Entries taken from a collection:

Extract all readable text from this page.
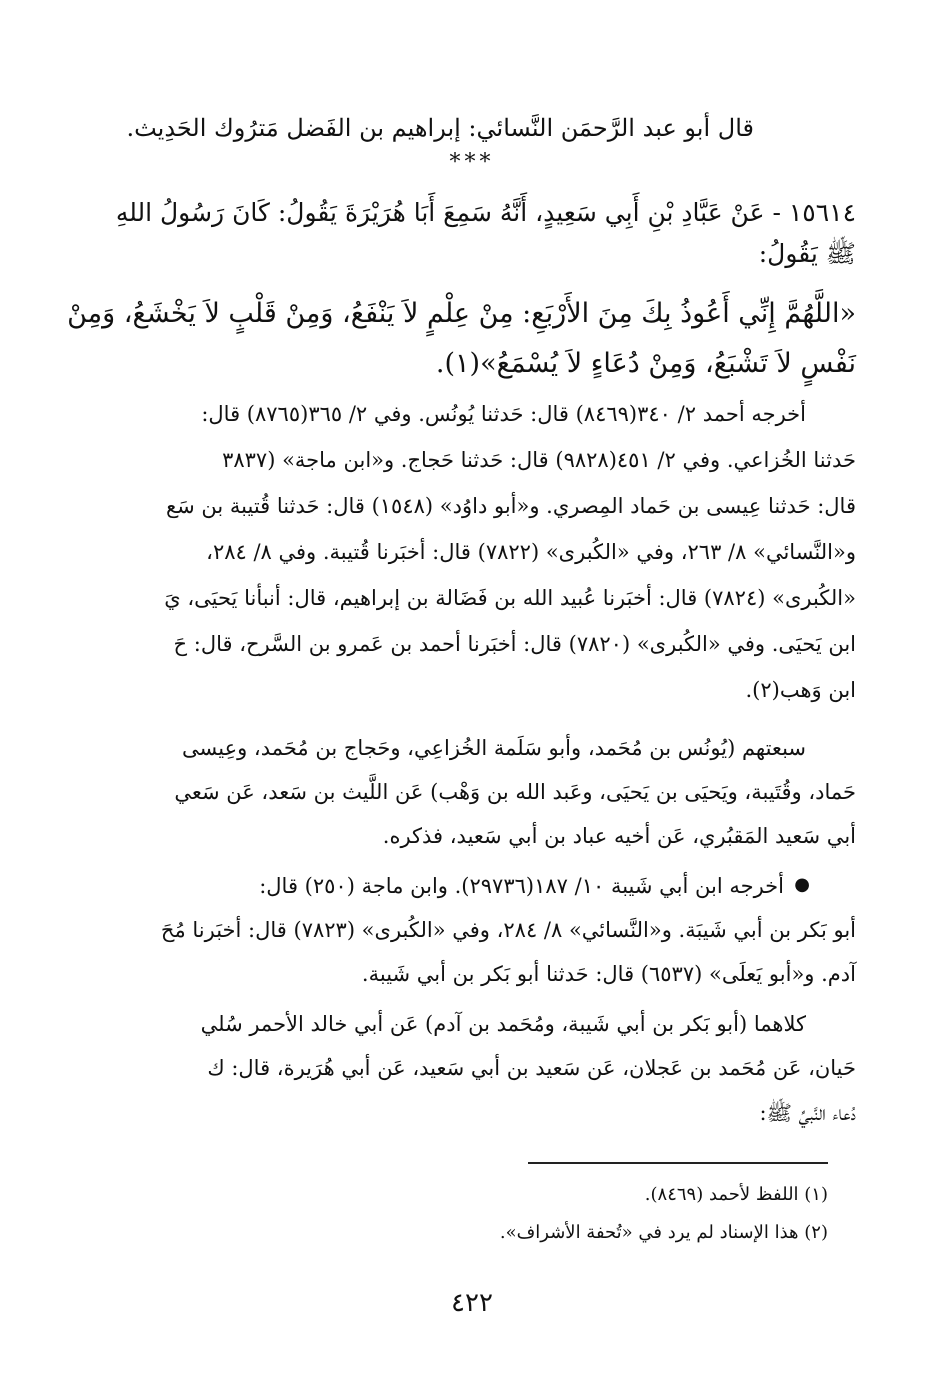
قال أبو عبد الرَّحمَن النَّسائي: إبراهيم بن الفَضل مَترُوك الحَدِيث.
***
١٥٦١٤ - عَنْ عَبَّادِ بْنِ أَبِي سَعِيدٍ، أَنَّهُ سَمِعَ أَبَا هُرَيْرَةَ يَقُولُ: كَانَ رَسُولُ اللهِ
ﷺ يَقُولُ:
«اللَّهُمَّ إِنِّي أَعُوذُ بِكَ مِنَ الأَرْبَعِ: مِنْ عِلْمٍ لاَ يَنْفَعُ، وَمِنْ قَلْبٍ لاَ يَخْشَعُ، وَمِنْ
نَفْسٍ لاَ تَشْبَعُ، وَمِنْ دُعَاءٍ لاَ يُسْمَعُ»(١).
أخرجه أحمد ٢/ ٣٤٠(٨٤٦٩) قال: حَدثنا يُونُس. وفي ٢/ ٣٦٥(٨٧٦٥) قال:
حَدثنا الخُزاعي. وفي ٢/ ٤٥١(٩٨٢٨) قال: حَدثنا حَجاج. و«ابن ماجة» (٣٨٣٧
قال: حَدثنا عِيسى بن حَماد المِصري. و«أبو داوُد» (١٥٤٨) قال: حَدثنا قُتيبة بن سَع
و«النَّسائي» ٨/ ٢٦٣، وفي «الكُبرى» (٧٨٢٢) قال: أخبَرنا قُتيبة. وفي ٨/ ٢٨٤،
«الكُبرى» (٧٨٢٤) قال: أخبَرنا عُبيد الله بن فَضَالة بن إبراهيم، قال: أنبأنا يَحيَى، يَ
ابن يَحيَى. وفي «الكُبرى» (٧٨٢٠) قال: أخبَرنا أحمد بن عَمرو بن السَّرح، قال: حَ
ابن وَهب(٢).
سبعتهم (يُونُس بن مُحَمد، وأبو سَلَمة الخُزاعِي، وحَجاج بن مُحَمد، وعِيسى
حَماد، وقُتَيبة، ويَحيَى بن يَحيَى، وعَبد الله بن وَهْب) عَن اللَّيث بن سَعد، عَن سَعي
أبي سَعيد المَقبُري، عَن أخيه عباد بن أبي سَعيد، فذكره.
●
أخرجه ابن أبي شَيبة ١٠/ ١٨٧(٢٩٧٣٦). وابن ماجة (٢٥٠) قال:
أبو بَكر بن أبي شَيبَة. و«النَّسائي» ٨/ ٢٨٤، وفي «الكُبرى» (٧٨٢٣) قال: أخبَرنا مُحَ
آدم. و«أبو يَعلَى» (٦٥٣٧) قال: حَدثنا أبو بَكر بن أبي شَيبة.
كلاهما (أبو بَكر بن أبي شَيبة، ومُحَمد بن آدم) عَن أبي خالد الأحمر سُلي
حَيان، عَن مُحَمد بن عَجلان، عَن سَعيد بن أبي سَعيد، عَن أبي هُرَيرة، قال: ك
دُعاء النَّبيِّ ﷺ:
(١) اللفظ لأحمد (٨٤٦٩).
(٢) هذا الإسناد لم يرد في «تُحفة الأشراف».
٤٢٢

Goal:
Identify each line holding the string "تيبة", and copy it out.

Task answer:
قال: حَدثنا عِيسى بن حَماد المِصري. و«أبو داوُد» (١٥٤٨) قال: حَدثنا قُتيبة بن سَع
و«النَّسائي» ٨/ ٢٦٣، وفي «الكُبرى» (٧٨٢٢) قال: أخبَرنا قُتيبة. وفي ٨/ ٢٨٤،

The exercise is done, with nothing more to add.